» Aim of the task
Transcribe each line exactly.

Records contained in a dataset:
<<<<

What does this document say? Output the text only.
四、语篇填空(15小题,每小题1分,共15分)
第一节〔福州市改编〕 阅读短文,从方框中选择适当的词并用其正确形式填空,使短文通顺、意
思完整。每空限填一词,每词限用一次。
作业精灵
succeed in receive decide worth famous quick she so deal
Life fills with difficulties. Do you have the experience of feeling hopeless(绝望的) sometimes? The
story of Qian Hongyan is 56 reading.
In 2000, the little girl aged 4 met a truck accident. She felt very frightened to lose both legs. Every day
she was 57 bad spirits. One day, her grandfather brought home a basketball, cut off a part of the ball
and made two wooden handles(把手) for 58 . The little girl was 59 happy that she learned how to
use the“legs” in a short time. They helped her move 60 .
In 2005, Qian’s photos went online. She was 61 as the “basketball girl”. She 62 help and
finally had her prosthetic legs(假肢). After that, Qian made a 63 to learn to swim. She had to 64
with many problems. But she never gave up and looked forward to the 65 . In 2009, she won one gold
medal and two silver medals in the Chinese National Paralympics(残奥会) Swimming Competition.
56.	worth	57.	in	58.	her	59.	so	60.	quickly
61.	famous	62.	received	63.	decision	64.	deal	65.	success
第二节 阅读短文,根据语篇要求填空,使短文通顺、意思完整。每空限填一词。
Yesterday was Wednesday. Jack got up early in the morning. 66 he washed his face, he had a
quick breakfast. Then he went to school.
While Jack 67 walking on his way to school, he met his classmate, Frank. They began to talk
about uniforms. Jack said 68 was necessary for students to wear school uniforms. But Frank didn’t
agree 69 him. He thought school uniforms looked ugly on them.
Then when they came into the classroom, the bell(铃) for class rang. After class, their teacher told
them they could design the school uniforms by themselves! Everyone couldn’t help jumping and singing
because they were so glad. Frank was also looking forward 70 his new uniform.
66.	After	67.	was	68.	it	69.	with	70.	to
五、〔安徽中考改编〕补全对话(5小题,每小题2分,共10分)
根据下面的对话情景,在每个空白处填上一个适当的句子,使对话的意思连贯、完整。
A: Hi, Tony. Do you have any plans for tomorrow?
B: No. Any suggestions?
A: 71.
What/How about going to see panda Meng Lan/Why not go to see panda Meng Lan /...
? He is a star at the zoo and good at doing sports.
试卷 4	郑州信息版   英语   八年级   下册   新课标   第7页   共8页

>>>>

» Task result
What does this document say? Output the text only.
四、语篇填空(15小题,每小题1分,共15分)
第一节〔福州市改编〕 阅读短文,从方框中选择适当的词并用其正确形式填空,使短文通顺、意
思完整。每空限填一词,每词限用一次。
作业精灵
succeed in receive decide worth famous quick she so deal
Life fills with difficulties. Do you have the experience of feeling hopeless(绝望的) sometimes? The
story of Qian Hongyan is 56 reading.
In 2000, the little girl aged 4 met a truck accident. She felt very frightened to lose both legs. Every day
she was 57 bad spirits. One day, her grandfather brought home a basketball, cut off a part of the ball
and made two wooden handles(把手) for 58 . The little girl was 59 happy that she learned how to
use the“legs” in a short time. They helped her move 60 .
In 2005, Qian’s photos went online. She was 61 as the “basketball girl”. She 62 help and
finally had her prosthetic legs(假肢). After that, Qian made a 63 to learn to swim. She had to 64
with many problems. But she never gave up and looked forward to the 65 . In 2009, she won one gold
medal and two silver medals in the Chinese National Paralympics(残奥会) Swimming Competition.
56.	worth	57.	in	58.	her	59.	so	60.	quickly
61.	famous	62.	received	63.	decision	64.	deal	65.	success
第二节 阅读短文,根据语篇要求填空,使短文通顺、意思完整。每空限填一词。
Yesterday was Wednesday. Jack got up early in the morning. 66 he washed his face, he had a
quick breakfast. Then he went to school.
While Jack 67 walking on his way to school, he met his classmate, Frank. They began to talk
about uniforms. Jack said 68 was necessary for students to wear school uniforms. But Frank didn’t
agree 69 him. He thought school uniforms looked ugly on them.
Then when they came into the classroom, the bell(铃) for class rang. After class, their teacher told
them they could design the school uniforms by themselves! Everyone couldn’t help jumping and singing
because they were so glad. Frank was also looking forward 70 his new uniform.
66.	After	67.	was	68.	it	69.	with	70.	to
五、〔安徽中考改编〕补全对话(5小题,每小题2分,共10分)
根据下面的对话情景,在每个空白处填上一个适当的句子,使对话的意思连贯、完整。
A: Hi, Tony. Do you have any plans for tomorrow?
B: No. Any suggestions?
A: 71.
What/How about going to see panda Meng Lan/Why not go to see panda Meng Lan /...
? He is a star at the zoo and good at doing sports.
试卷 4	郑州信息版   英语   八年级   下册   新课标   第7页   共8页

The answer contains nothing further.